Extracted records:

[START]

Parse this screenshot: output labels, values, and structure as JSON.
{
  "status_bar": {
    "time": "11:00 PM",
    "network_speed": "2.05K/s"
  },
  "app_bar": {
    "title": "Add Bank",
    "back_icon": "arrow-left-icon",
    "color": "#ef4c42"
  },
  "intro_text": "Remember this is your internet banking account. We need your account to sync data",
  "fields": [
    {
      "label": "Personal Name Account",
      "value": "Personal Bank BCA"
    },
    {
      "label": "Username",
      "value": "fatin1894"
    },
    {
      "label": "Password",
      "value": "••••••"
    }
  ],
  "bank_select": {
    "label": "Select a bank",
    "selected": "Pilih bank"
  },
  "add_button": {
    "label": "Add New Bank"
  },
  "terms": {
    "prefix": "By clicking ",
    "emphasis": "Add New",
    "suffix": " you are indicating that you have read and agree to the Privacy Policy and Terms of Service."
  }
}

[END]

Using the data above, output each line exactly.

(Written solution)
Parse this screenshot: output labels, values, and structure as JSON.
{
  "status_bar": {
    "time": "11:00 PM",
    "network_speed": "2.05K/s"
  },
  "app_bar": {
    "title": "Add Bank",
    "back_icon": "arrow-left-icon",
    "color": "#ef4c42"
  },
  "intro_text": "Remember this is your internet banking account. We need your account to sync data",
  "fields": [
    {
      "label": "Personal Name Account",
      "value": "Personal Bank BCA"
    },
    {
      "label": "Username",
      "value": "fatin1894"
    },
    {
      "label": "Password",
      "value": "••••••"
    }
  ],
  "bank_select": {
    "label": "Select a bank",
    "selected": "Pilih bank"
  },
  "add_button": {
    "label": "Add New Bank"
  },
  "terms": {
    "prefix": "By clicking ",
    "emphasis": "Add New",
    "suffix": " you are indicating that you have read and agree to the Privacy Policy and Terms of Service."
  }
}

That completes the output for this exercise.